**Request:** Gather from the material every line that contains the string "JSON".

═════ Data in this exercise ═════

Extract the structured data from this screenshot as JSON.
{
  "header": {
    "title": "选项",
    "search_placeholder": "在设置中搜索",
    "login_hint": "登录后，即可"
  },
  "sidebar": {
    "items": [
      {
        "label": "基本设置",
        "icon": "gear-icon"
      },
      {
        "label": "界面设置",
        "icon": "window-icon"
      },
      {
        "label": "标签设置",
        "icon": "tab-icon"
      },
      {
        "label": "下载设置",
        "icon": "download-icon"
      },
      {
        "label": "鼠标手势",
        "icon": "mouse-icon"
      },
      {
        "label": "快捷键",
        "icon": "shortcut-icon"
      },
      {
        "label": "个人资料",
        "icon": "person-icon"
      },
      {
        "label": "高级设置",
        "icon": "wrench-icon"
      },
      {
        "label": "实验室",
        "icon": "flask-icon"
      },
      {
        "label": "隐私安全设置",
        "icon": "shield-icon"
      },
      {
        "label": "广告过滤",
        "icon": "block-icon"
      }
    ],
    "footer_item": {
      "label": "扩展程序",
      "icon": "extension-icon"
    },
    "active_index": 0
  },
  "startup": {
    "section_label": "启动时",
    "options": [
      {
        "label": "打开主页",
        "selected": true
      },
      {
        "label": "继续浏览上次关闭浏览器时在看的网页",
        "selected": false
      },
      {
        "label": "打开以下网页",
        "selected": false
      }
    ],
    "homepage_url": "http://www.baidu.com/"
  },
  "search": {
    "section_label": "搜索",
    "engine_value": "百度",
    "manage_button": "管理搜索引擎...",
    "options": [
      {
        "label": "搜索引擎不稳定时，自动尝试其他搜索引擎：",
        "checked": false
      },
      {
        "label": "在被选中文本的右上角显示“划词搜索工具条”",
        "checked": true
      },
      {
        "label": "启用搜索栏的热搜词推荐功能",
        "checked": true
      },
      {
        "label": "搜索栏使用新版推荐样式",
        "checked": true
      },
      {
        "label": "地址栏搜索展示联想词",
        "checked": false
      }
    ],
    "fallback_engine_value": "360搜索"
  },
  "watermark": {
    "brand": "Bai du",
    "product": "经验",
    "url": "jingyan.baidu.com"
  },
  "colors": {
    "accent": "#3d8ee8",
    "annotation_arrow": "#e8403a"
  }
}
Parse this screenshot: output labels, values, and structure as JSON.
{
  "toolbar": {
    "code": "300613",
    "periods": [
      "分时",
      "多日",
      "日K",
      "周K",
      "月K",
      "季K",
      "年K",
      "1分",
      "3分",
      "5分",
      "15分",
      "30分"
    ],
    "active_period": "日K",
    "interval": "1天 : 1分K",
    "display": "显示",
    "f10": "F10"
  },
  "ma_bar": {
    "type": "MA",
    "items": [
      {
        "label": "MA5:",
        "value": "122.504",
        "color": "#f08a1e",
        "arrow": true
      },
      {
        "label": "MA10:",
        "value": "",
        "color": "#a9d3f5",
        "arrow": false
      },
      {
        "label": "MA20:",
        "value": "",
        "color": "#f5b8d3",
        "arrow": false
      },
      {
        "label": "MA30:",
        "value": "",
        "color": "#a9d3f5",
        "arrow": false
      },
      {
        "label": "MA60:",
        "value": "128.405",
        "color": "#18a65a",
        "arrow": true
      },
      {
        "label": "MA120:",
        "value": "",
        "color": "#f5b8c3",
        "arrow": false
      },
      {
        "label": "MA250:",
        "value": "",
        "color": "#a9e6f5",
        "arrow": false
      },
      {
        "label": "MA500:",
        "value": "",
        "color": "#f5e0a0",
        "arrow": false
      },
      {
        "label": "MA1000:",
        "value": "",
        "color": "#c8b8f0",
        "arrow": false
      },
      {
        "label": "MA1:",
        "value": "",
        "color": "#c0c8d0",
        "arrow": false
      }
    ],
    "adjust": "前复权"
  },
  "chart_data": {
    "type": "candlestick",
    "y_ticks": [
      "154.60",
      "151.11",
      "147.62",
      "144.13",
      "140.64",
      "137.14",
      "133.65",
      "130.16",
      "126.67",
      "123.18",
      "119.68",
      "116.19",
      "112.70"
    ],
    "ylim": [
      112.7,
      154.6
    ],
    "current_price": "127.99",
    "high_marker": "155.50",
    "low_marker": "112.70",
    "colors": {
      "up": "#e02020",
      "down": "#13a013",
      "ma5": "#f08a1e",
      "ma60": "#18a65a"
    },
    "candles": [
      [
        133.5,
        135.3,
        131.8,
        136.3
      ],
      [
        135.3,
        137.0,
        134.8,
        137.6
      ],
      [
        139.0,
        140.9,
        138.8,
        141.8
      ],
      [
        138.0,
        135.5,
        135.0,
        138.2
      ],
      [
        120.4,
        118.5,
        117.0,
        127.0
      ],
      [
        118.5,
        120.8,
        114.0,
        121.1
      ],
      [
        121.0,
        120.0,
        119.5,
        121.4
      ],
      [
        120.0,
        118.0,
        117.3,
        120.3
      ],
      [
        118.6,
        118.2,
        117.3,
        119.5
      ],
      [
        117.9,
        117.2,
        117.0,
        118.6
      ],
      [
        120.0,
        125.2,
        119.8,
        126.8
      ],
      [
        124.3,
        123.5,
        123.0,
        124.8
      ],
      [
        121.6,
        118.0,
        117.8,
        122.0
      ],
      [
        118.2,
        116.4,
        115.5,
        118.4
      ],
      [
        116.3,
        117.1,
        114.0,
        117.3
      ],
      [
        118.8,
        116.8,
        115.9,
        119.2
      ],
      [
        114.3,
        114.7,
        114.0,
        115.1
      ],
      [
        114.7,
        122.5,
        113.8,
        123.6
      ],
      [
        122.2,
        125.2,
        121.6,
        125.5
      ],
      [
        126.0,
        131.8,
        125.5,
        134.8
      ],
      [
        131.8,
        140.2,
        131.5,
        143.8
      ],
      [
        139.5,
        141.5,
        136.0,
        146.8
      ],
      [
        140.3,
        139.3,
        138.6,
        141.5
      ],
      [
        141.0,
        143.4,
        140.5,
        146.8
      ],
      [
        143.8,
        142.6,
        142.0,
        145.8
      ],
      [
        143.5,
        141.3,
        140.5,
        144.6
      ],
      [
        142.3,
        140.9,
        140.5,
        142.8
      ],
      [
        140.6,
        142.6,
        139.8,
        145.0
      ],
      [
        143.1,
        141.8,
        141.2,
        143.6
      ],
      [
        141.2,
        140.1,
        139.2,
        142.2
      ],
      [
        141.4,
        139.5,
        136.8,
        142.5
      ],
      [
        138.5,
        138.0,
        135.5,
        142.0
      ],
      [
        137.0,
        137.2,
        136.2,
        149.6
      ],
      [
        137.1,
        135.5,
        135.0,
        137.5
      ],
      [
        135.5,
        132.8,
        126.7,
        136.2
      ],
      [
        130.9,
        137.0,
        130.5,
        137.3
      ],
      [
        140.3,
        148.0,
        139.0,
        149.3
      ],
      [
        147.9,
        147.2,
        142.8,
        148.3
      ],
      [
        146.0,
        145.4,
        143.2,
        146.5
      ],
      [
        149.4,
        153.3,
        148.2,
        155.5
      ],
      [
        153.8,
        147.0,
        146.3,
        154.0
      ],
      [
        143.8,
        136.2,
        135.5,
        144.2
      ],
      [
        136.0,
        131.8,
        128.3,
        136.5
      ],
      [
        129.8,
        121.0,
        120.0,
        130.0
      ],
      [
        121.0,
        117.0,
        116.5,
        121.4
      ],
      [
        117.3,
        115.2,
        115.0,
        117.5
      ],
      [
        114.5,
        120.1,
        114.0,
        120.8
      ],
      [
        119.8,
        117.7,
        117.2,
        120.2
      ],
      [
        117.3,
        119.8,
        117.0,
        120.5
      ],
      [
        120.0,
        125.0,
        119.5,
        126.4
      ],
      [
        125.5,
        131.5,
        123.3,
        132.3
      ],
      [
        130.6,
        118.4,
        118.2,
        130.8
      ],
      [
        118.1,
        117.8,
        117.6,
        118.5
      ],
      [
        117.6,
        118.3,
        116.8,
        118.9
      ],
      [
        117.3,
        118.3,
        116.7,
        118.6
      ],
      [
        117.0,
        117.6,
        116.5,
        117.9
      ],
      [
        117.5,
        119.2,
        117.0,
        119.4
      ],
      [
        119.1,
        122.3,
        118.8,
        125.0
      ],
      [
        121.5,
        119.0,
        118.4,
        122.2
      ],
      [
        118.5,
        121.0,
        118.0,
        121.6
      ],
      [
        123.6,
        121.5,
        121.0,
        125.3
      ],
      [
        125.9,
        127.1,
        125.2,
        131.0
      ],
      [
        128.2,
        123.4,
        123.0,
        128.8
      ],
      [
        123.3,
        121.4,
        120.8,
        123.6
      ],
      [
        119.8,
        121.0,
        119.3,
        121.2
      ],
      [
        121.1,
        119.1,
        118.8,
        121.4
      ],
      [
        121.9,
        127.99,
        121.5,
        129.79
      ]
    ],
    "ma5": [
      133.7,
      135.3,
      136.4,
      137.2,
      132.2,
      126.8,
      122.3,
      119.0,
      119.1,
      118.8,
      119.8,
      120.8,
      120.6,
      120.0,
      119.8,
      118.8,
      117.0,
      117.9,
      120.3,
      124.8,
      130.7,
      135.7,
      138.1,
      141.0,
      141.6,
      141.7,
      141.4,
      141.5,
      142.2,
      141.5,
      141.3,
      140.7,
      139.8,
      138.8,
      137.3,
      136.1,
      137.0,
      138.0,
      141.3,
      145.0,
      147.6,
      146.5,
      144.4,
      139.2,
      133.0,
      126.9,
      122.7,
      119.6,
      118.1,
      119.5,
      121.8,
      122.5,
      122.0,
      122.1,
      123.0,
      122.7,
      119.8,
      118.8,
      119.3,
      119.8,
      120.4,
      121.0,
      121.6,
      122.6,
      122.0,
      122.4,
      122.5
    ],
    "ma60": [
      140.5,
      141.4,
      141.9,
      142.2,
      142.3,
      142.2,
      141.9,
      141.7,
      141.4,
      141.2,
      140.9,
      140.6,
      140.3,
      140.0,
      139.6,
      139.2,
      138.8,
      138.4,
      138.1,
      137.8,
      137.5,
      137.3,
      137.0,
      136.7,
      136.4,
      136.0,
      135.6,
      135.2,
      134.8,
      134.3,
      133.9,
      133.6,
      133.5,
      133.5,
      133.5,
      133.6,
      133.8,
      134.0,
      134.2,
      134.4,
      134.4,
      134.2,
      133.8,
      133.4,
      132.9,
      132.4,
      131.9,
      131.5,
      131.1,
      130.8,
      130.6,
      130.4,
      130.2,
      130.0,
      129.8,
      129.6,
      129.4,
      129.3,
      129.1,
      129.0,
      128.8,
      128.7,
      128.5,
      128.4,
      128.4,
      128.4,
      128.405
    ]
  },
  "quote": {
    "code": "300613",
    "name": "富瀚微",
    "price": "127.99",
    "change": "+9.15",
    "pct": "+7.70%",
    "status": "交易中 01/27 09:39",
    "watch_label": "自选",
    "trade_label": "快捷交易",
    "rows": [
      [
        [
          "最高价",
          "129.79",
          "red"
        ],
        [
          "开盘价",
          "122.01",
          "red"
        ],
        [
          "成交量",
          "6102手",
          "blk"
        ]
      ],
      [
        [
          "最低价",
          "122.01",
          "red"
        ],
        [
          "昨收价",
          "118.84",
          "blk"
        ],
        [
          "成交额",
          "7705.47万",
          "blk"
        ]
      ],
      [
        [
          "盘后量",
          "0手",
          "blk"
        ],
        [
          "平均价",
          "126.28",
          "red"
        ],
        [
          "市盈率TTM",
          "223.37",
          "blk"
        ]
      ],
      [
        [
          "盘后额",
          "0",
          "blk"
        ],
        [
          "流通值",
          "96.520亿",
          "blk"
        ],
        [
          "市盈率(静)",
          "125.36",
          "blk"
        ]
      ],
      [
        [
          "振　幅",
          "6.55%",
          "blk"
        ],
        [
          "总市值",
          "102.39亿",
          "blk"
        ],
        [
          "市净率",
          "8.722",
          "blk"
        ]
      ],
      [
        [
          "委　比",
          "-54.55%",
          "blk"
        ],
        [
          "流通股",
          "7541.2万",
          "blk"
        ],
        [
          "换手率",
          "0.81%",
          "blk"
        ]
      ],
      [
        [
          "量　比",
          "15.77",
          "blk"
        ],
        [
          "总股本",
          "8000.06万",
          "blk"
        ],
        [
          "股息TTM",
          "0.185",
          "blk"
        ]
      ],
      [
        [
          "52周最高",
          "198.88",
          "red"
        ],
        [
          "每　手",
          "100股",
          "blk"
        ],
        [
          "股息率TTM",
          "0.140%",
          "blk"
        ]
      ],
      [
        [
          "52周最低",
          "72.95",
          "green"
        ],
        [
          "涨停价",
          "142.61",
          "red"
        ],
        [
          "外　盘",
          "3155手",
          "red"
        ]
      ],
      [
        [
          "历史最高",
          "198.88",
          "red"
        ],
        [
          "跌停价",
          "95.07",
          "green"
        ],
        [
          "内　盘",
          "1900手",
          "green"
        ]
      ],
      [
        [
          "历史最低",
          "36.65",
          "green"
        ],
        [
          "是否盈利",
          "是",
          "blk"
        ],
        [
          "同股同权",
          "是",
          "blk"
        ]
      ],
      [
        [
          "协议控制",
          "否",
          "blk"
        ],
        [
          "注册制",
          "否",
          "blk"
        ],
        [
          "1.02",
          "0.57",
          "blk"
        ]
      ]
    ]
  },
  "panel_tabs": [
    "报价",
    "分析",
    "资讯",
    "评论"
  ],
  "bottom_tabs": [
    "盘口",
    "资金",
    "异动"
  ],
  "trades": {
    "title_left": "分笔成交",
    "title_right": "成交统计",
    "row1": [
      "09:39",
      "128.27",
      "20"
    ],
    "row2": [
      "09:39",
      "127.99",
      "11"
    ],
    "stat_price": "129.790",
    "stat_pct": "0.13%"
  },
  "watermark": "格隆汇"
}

═════

**Answer to this problem:**
Extract the structured data from this screenshot as JSON.
Parse this screenshot: output labels, values, and structure as JSON.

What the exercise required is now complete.